Exercise tasks
1. Answer these questions from the text on Spearman's correlation. Mark each answer (a), (b) or (c) to match its question.
(a) About how many genes is the parameter computed for?
(b) How many biological replicates are there per cell line?
(c) Which measure of agreement does the text suggest for continuous ratings?
2. In the text on Spearman's correlation, rewrite the paragraph beginning "In essence, Pearson's correlation" as a short bulleted list that keeps its main facts.
3. In the text on Spearman's correlation, swap "isoforms" for "transcripts". Give the passage between "Sample size is" and "in the field).", inclusive.

Text provided
┏━━

# Does Spearman's $r = 0.38$ indicate agreement?

Can a Spearman correlation coefficient of 0.38 for a specific parameter be considered to demonstrate reasonable agreement between two biological cell types, more specifically a cell line and a primary cell type?

The parameter in question is the difference between percent of mRNA with and without last exon in two subcellular compartments, so for every gene (of which there are ~40000):

$\text{param} = x_{i} - x_{j}$,

where

$x_{i}$ is the proportion of RNA with last exon in compartment $i$

$x_{j}$ is the proportion of RNA with last exon in compartment $j$.

For each cell type, this results in a table of

$\text{gene} - \text{param}$

And the Spearman correlation is found between the ranked order of this parameter in the two cell types.

Sample size is number of isoforms considered, in the order of 40000. Number of biological replicates per cell line - three each (standard in the field).

• The phrases "for a specific parameter" and "two cell types" (biological? Cells in a table? Electrical cells?) are rather unexplained in your question. With the question written as it stands, you can only hope for a very generic answer, though Nick Cox's is excellent). Mar 3 '16 at 8:15
• It would also be helpful to know the sample size, since the result may or may not even be statistically significant depending on the n. Mar 3 '16 at 8:20
• @Silverfish Edited for clarity, and with more details - thanks! Mar 6 '16 at 6:39
• Thanks for the detail. Note that where you say parameter, statistical jargon is always variable. This translation is immediate, and not problematic. Mar 6 '16 at 8:45

Correlations, such as Pearson's product moment correlation or Spearman's rank correlation, are not measures of agreement, no matter what their values are (i.e., even if $r = 1.0$).

Consider a simple case using Pearson's correlation:

A guy takes a woman on a date to what he thinks is a nice restaurant. Afterwards, they talk about the restaurant and give it a rating on a scale of $0 - 10$ for the overall experience (ambiance, service, food). The guy rates it a $7$, his date a $1$. So the next day, he takes her to a nicer place. He rates it an $8$; she rates it a $2$. The next day he takes her to an even nicer place. He rates it a $9$; she rates it a $3$.

Here are the ratings:

guy woman
7   1
8   2
9   3


The correlation is $r = 1.0$. You can decide for yourself if you think they agree on the quality of the restaurants. I suspect this relationship isn't going to last.

In essence, Pearson's correlation measures agreement with respect to the ordering of the ratings and the relative spacing between those ratings. Spearman's correlation measures the agreement on the ordering only. But people typically think of similar ratings as being at least as important as the ordering for there to be true agreement. For continuous ratings, Lin's concordance coefficient can be used as a measure of agreement that isn't subject to these flaws. For categorical ratings Cohen's kappa or Bangdawala's $B$ can be used to assess agreement instead of the chi-squared test for similar reasons.

┗━━

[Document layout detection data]
┏━━

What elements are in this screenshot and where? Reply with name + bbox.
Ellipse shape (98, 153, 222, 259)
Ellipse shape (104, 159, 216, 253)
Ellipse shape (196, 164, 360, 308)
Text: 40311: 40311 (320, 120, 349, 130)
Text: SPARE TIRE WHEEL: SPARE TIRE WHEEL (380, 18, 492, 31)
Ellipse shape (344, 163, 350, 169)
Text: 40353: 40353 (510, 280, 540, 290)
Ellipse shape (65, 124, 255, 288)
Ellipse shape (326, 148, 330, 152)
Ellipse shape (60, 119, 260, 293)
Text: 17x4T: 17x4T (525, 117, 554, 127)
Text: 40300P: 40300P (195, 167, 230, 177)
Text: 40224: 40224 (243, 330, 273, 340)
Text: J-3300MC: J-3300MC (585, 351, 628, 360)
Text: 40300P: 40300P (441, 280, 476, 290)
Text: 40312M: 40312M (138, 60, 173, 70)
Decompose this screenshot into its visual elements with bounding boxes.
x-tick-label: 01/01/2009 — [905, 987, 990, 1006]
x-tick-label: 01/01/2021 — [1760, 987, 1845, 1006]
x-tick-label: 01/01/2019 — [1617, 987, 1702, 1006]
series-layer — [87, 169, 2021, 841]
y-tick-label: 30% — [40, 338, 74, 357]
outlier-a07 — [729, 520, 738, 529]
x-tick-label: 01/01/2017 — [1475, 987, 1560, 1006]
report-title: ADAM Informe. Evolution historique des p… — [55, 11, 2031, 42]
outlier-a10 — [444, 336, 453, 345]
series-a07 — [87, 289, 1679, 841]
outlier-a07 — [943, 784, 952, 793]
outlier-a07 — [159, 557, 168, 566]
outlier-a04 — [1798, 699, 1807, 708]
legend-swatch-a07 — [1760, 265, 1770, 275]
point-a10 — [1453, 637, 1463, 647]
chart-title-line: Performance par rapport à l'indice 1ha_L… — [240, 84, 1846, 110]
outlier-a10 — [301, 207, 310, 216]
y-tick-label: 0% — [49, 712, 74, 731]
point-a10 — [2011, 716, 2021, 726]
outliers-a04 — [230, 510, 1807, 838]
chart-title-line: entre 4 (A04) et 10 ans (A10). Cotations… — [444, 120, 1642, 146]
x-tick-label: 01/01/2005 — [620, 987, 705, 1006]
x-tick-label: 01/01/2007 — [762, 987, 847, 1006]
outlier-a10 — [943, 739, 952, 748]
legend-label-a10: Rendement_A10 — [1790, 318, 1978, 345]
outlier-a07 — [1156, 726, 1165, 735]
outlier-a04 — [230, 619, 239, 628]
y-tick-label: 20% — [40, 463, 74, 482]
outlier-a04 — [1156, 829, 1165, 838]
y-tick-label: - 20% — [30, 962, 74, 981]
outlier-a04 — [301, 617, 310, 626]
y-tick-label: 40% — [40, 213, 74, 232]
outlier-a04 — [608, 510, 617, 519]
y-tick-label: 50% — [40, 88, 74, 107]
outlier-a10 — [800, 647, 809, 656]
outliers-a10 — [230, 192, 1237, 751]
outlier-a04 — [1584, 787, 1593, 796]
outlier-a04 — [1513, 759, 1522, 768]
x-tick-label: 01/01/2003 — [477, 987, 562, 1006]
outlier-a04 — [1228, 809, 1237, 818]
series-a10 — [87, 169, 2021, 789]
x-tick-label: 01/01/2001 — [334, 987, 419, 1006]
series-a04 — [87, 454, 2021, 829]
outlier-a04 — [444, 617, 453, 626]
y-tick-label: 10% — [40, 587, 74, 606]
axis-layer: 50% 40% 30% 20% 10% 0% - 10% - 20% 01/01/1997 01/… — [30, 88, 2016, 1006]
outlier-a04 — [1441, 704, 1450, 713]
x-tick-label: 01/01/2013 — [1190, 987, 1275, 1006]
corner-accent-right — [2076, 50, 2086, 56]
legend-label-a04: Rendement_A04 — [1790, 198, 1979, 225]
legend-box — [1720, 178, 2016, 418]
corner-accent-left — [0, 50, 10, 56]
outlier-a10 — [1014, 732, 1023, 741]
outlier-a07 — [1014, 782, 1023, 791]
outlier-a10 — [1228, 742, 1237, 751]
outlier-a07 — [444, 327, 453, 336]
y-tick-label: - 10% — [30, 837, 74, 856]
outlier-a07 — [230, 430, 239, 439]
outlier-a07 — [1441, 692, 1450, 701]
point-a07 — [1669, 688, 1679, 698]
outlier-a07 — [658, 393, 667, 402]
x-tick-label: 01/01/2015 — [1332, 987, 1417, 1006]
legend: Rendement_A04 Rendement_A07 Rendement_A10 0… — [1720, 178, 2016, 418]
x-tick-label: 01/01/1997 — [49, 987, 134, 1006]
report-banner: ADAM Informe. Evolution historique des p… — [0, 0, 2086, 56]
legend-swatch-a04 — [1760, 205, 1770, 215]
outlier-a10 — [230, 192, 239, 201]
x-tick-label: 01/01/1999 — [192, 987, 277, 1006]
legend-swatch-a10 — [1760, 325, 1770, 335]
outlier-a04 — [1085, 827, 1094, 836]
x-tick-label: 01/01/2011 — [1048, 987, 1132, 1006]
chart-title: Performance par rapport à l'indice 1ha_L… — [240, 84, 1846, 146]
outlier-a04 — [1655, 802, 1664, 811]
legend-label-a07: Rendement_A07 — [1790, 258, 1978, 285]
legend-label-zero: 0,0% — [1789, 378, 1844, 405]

┗━━

Answer list
1.
(a) About 40000
(b) Three each
(c) Lin's concordance coefficient

2.
- Pearson's correlation measures agreement on the ordering of ratings and the relative spacing between them.
- Spearman's correlation measures agreement on the ordering only.
- People usually see similar ratings as at least as important as ordering for true agreement.
- For continuous ratings, Lin's concordance coefficient measures agreement without these flaws.
- For categorical ratings, Cohen's kappa or Bangdawala's B can assess agreement instead of the chi-squared test, for similar reasons.

3.
Sample size is number of transcripts considered, in the order of 40000. Number of biological replicates per cell line - three each (standard in the field).